══ Supplied data

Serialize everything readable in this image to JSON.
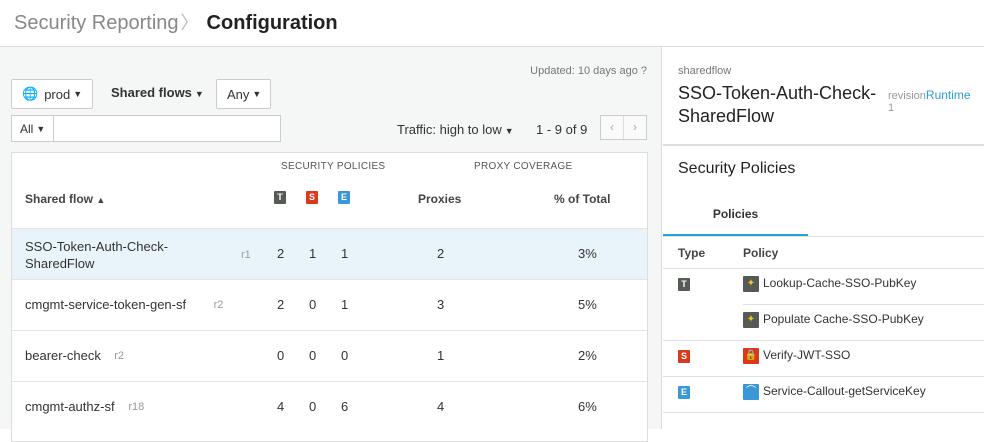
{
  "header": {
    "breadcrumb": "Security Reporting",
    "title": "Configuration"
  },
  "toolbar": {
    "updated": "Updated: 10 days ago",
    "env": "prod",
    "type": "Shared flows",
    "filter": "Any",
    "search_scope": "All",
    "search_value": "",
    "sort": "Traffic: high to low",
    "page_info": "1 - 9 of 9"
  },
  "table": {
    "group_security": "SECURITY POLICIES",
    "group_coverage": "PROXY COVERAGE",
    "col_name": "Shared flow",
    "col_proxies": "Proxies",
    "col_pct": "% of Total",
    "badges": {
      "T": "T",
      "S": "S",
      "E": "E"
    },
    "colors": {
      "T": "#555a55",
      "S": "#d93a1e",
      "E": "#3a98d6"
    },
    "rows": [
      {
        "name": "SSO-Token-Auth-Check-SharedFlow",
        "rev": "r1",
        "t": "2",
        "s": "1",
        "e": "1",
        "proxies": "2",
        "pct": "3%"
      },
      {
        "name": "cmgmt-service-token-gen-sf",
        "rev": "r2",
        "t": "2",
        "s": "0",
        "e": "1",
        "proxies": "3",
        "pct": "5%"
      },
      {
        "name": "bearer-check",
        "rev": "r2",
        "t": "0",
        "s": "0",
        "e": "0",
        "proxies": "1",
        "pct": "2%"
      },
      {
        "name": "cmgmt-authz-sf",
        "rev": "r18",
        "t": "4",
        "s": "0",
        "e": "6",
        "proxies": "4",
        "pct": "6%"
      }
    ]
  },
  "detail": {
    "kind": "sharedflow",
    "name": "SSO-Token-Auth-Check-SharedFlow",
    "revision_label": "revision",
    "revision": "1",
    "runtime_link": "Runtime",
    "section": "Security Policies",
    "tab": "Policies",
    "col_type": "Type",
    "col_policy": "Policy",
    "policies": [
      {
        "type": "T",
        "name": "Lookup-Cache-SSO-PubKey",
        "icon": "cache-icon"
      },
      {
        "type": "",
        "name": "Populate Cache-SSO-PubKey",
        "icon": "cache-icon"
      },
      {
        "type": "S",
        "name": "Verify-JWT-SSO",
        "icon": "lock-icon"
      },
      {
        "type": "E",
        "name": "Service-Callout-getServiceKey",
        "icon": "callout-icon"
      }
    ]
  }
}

════
══ Supplied data

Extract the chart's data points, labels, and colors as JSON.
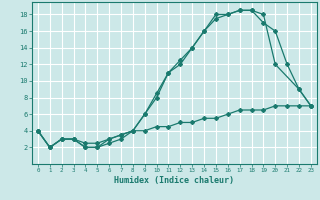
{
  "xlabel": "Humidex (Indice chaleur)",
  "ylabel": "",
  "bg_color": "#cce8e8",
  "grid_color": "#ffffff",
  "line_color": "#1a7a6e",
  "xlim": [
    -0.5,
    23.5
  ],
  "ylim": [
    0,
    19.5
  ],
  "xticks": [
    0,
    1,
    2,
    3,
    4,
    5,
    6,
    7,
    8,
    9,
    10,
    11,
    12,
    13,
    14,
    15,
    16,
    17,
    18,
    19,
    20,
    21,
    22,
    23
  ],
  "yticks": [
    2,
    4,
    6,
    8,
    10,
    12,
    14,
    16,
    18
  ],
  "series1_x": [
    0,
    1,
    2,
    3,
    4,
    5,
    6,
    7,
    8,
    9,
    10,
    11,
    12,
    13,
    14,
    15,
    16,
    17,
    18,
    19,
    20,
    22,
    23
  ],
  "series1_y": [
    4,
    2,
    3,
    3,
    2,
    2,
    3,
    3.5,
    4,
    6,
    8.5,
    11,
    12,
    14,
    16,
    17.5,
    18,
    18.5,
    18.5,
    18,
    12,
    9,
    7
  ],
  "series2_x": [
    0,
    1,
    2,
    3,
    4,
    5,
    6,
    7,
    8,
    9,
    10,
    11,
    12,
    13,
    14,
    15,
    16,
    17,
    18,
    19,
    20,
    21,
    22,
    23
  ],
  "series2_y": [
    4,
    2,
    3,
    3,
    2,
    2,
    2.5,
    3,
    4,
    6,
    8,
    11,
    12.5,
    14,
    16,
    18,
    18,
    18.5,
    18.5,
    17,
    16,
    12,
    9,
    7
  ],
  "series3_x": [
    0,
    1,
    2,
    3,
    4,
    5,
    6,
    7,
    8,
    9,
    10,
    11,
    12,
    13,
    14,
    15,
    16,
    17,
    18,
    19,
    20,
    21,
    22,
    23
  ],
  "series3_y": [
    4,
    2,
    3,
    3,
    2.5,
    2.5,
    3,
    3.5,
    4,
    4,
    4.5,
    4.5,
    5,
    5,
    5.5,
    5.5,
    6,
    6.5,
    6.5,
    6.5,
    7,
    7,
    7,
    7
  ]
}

════

=== Given exercise ===
Select and copy every line of the material that holds the string "PubKey".

=== Answer to the problem ===
        "name": "Lookup-Cache-SSO-PubKey",
        "name": "Populate Cache-SSO-PubKey",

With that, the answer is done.